● **PROBLEM DETAILS**: Your task is to output all the records below, word for word.
.....
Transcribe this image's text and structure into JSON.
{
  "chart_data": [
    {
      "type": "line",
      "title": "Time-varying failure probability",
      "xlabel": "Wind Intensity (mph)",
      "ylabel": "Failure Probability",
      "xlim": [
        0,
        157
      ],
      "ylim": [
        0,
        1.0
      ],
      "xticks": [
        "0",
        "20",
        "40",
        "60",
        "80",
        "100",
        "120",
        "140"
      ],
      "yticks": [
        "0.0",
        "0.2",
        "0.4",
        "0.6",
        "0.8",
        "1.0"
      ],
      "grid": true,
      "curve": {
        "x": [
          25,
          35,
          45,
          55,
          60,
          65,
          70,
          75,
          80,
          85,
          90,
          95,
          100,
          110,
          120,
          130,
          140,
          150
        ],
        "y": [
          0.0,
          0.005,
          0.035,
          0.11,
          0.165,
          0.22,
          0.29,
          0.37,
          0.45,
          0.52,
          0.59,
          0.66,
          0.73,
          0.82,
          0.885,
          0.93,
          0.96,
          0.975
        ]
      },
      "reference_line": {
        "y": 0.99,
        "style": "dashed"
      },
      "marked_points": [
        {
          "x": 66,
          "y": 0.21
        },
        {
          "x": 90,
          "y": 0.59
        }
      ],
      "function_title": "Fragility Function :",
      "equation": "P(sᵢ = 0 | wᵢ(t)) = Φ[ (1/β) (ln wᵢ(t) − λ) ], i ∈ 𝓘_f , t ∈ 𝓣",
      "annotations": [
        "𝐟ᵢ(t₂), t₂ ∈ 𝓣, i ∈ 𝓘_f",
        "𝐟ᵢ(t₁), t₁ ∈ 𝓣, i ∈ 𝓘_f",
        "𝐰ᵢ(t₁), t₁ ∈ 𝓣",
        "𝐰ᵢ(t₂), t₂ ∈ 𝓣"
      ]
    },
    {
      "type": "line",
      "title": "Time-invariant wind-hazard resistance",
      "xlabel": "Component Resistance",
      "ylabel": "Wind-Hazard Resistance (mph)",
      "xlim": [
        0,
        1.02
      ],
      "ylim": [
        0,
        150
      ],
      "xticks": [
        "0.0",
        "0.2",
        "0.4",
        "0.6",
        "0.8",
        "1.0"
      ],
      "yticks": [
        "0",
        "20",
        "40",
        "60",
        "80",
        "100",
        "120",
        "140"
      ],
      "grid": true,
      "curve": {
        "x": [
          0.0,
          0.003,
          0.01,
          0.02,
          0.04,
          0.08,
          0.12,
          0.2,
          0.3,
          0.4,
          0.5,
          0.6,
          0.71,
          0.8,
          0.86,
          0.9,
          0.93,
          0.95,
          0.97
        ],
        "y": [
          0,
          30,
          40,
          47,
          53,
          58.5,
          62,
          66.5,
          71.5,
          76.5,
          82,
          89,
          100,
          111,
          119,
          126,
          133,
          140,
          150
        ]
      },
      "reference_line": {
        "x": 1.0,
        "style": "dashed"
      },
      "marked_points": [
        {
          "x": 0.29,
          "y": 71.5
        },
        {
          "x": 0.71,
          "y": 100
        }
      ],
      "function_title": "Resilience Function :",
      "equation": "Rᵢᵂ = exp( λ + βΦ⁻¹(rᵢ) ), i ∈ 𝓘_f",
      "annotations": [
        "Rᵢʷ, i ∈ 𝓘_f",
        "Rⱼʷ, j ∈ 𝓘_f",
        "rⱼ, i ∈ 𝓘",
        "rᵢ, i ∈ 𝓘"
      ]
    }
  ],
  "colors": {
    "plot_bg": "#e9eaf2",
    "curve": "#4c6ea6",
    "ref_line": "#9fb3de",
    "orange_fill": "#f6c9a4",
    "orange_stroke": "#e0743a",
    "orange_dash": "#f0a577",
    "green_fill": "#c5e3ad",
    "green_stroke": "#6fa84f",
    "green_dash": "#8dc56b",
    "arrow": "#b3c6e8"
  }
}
.....
● **ANSWER TO THE EXERCISE**:
Transcribe this image's text and structure into JSON.
{
  "chart_data": [
    {
      "type": "line",
      "title": "Time-varying failure probability",
      "xlabel": "Wind Intensity (mph)",
      "ylabel": "Failure Probability",
      "xlim": [
        0,
        157
      ],
      "ylim": [
        0,
        1.0
      ],
      "xticks": [
        "0",
        "20",
        "40",
        "60",
        "80",
        "100",
        "120",
        "140"
      ],
      "yticks": [
        "0.0",
        "0.2",
        "0.4",
        "0.6",
        "0.8",
        "1.0"
      ],
      "grid": true,
      "curve": {
        "x": [
          25,
          35,
          45,
          55,
          60,
          65,
          70,
          75,
          80,
          85,
          90,
          95,
          100,
          110,
          120,
          130,
          140,
          150
        ],
        "y": [
          0.0,
          0.005,
          0.035,
          0.11,
          0.165,
          0.22,
          0.29,
          0.37,
          0.45,
          0.52,
          0.59,
          0.66,
          0.73,
          0.82,
          0.885,
          0.93,
          0.96,
          0.975
        ]
      },
      "reference_line": {
        "y": 0.99,
        "style": "dashed"
      },
      "marked_points": [
        {
          "x": 66,
          "y": 0.21
        },
        {
          "x": 90,
          "y": 0.59
        }
      ],
      "function_title": "Fragility Function :",
      "equation": "P(sᵢ = 0 | wᵢ(t)) = Φ[ (1/β) (ln wᵢ(t) − λ) ], i ∈ 𝓘_f , t ∈ 𝓣",
      "annotations": [
        "𝐟ᵢ(t₂), t₂ ∈ 𝓣, i ∈ 𝓘_f",
        "𝐟ᵢ(t₁), t₁ ∈ 𝓣, i ∈ 𝓘_f",
        "𝐰ᵢ(t₁), t₁ ∈ 𝓣",
        "𝐰ᵢ(t₂), t₂ ∈ 𝓣"
      ]
    },
    {
      "type": "line",
      "title": "Time-invariant wind-hazard resistance",
      "xlabel": "Component Resistance",
      "ylabel": "Wind-Hazard Resistance (mph)",
      "xlim": [
        0,
        1.02
      ],
      "ylim": [
        0,
        150
      ],
      "xticks": [
        "0.0",
        "0.2",
        "0.4",
        "0.6",
        "0.8",
        "1.0"
      ],
      "yticks": [
        "0",
        "20",
        "40",
        "60",
        "80",
        "100",
        "120",
        "140"
      ],
      "grid": true,
      "curve": {
        "x": [
          0.0,
          0.003,
          0.01,
          0.02,
          0.04,
          0.08,
          0.12,
          0.2,
          0.3,
          0.4,
          0.5,
          0.6,
          0.71,
          0.8,
          0.86,
          0.9,
          0.93,
          0.95,
          0.97
        ],
        "y": [
          0,
          30,
          40,
          47,
          53,
          58.5,
          62,
          66.5,
          71.5,
          76.5,
          82,
          89,
          100,
          111,
          119,
          126,
          133,
          140,
          150
        ]
      },
      "reference_line": {
        "x": 1.0,
        "style": "dashed"
      },
      "marked_points": [
        {
          "x": 0.29,
          "y": 71.5
        },
        {
          "x": 0.71,
          "y": 100
        }
      ],
      "function_title": "Resilience Function :",
      "equation": "Rᵢᵂ = exp( λ + βΦ⁻¹(rᵢ) ), i ∈ 𝓘_f",
      "annotations": [
        "Rᵢʷ, i ∈ 𝓘_f",
        "Rⱼʷ, j ∈ 𝓘_f",
        "rⱼ, i ∈ 𝓘",
        "rᵢ, i ∈ 𝓘"
      ]
    }
  ],
  "colors": {
    "plot_bg": "#e9eaf2",
    "curve": "#4c6ea6",
    "ref_line": "#9fb3de",
    "orange_fill": "#f6c9a4",
    "orange_stroke": "#e0743a",
    "orange_dash": "#f0a577",
    "green_fill": "#c5e3ad",
    "green_stroke": "#6fa84f",
    "green_dash": "#8dc56b",
    "arrow": "#b3c6e8"
  }
}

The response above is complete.